Data supplied =
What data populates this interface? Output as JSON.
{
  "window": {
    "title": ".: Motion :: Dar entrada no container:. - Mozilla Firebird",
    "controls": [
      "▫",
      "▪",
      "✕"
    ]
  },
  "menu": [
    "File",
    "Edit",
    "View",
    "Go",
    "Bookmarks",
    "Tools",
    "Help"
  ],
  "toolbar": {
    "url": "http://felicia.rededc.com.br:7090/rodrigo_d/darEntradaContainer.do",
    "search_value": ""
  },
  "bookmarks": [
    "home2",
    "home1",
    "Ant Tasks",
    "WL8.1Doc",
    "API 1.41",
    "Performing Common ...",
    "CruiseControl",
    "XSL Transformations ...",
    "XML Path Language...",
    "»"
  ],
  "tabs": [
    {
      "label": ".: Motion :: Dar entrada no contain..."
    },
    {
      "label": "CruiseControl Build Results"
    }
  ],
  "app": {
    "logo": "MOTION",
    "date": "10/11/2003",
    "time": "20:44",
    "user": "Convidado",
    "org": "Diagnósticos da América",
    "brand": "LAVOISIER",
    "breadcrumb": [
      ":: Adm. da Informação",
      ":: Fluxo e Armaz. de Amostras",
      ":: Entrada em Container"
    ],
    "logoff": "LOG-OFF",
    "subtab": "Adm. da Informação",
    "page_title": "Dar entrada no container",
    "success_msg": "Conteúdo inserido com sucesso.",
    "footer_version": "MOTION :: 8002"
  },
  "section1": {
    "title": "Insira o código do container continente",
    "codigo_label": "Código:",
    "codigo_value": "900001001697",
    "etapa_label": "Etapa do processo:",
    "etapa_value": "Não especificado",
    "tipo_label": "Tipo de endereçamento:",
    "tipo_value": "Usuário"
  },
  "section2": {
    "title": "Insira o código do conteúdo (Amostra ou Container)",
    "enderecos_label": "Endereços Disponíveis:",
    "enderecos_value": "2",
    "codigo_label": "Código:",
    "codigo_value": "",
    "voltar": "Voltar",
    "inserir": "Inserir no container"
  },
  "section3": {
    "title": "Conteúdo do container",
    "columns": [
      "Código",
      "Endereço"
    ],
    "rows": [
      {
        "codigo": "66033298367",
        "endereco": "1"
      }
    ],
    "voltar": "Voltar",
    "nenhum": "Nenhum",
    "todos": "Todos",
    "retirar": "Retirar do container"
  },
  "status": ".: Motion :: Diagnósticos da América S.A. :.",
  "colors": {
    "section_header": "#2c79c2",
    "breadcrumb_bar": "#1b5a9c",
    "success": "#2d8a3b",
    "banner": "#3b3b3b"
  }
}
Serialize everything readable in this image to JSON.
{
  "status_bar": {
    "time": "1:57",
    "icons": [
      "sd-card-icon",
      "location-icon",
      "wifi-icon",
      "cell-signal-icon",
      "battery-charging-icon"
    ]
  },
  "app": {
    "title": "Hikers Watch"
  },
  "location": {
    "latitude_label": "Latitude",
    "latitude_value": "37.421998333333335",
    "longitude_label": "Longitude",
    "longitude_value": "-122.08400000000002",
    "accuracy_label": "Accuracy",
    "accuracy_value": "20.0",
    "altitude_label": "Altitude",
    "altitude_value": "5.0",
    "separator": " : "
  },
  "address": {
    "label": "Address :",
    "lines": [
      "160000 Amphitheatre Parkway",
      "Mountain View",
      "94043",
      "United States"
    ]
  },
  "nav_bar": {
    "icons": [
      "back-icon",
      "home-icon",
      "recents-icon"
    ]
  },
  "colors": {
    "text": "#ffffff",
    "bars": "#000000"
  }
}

Objective = Output the records above in their entirety, exactly.

Reply =
What data populates this interface? Output as JSON.
{
  "window": {
    "title": ".: Motion :: Dar entrada no container:. - Mozilla Firebird",
    "controls": [
      "▫",
      "▪",
      "✕"
    ]
  },
  "menu": [
    "File",
    "Edit",
    "View",
    "Go",
    "Bookmarks",
    "Tools",
    "Help"
  ],
  "toolbar": {
    "url": "http://felicia.rededc.com.br:7090/rodrigo_d/darEntradaContainer.do",
    "search_value": ""
  },
  "bookmarks": [
    "home2",
    "home1",
    "Ant Tasks",
    "WL8.1Doc",
    "API 1.41",
    "Performing Common ...",
    "CruiseControl",
    "XSL Transformations ...",
    "XML Path Language...",
    "»"
  ],
  "tabs": [
    {
      "label": ".: Motion :: Dar entrada no contain..."
    },
    {
      "label": "CruiseControl Build Results"
    }
  ],
  "app": {
    "logo": "MOTION",
    "date": "10/11/2003",
    "time": "20:44",
    "user": "Convidado",
    "org": "Diagnósticos da América",
    "brand": "LAVOISIER",
    "breadcrumb": [
      ":: Adm. da Informação",
      ":: Fluxo e Armaz. de Amostras",
      ":: Entrada em Container"
    ],
    "logoff": "LOG-OFF",
    "subtab": "Adm. da Informação",
    "page_title": "Dar entrada no container",
    "success_msg": "Conteúdo inserido com sucesso.",
    "footer_version": "MOTION :: 8002"
  },
  "section1": {
    "title": "Insira o código do container continente",
    "codigo_label": "Código:",
    "codigo_value": "900001001697",
    "etapa_label": "Etapa do processo:",
    "etapa_value": "Não especificado",
    "tipo_label": "Tipo de endereçamento:",
    "tipo_value": "Usuário"
  },
  "section2": {
    "title": "Insira o código do conteúdo (Amostra ou Container)",
    "enderecos_label": "Endereços Disponíveis:",
    "enderecos_value": "2",
    "codigo_label": "Código:",
    "codigo_value": "",
    "voltar": "Voltar",
    "inserir": "Inserir no container"
  },
  "section3": {
    "title": "Conteúdo do container",
    "columns": [
      "Código",
      "Endereço"
    ],
    "rows": [
      {
        "codigo": "66033298367",
        "endereco": "1"
      }
    ],
    "voltar": "Voltar",
    "nenhum": "Nenhum",
    "todos": "Todos",
    "retirar": "Retirar do container"
  },
  "status": ".: Motion :: Diagnósticos da América S.A. :.",
  "colors": {
    "section_header": "#2c79c2",
    "breadcrumb_bar": "#1b5a9c",
    "success": "#2d8a3b",
    "banner": "#3b3b3b"
  }
}
Serialize everything readable in this image to JSON.
{
  "status_bar": {
    "time": "1:57",
    "icons": [
      "sd-card-icon",
      "location-icon",
      "wifi-icon",
      "cell-signal-icon",
      "battery-charging-icon"
    ]
  },
  "app": {
    "title": "Hikers Watch"
  },
  "location": {
    "latitude_label": "Latitude",
    "latitude_value": "37.421998333333335",
    "longitude_label": "Longitude",
    "longitude_value": "-122.08400000000002",
    "accuracy_label": "Accuracy",
    "accuracy_value": "20.0",
    "altitude_label": "Altitude",
    "altitude_value": "5.0",
    "separator": " : "
  },
  "address": {
    "label": "Address :",
    "lines": [
      "160000 Amphitheatre Parkway",
      "Mountain View",
      "94043",
      "United States"
    ]
  },
  "nav_bar": {
    "icons": [
      "back-icon",
      "home-icon",
      "recents-icon"
    ]
  },
  "colors": {
    "text": "#ffffff",
    "bars": "#000000"
  }
}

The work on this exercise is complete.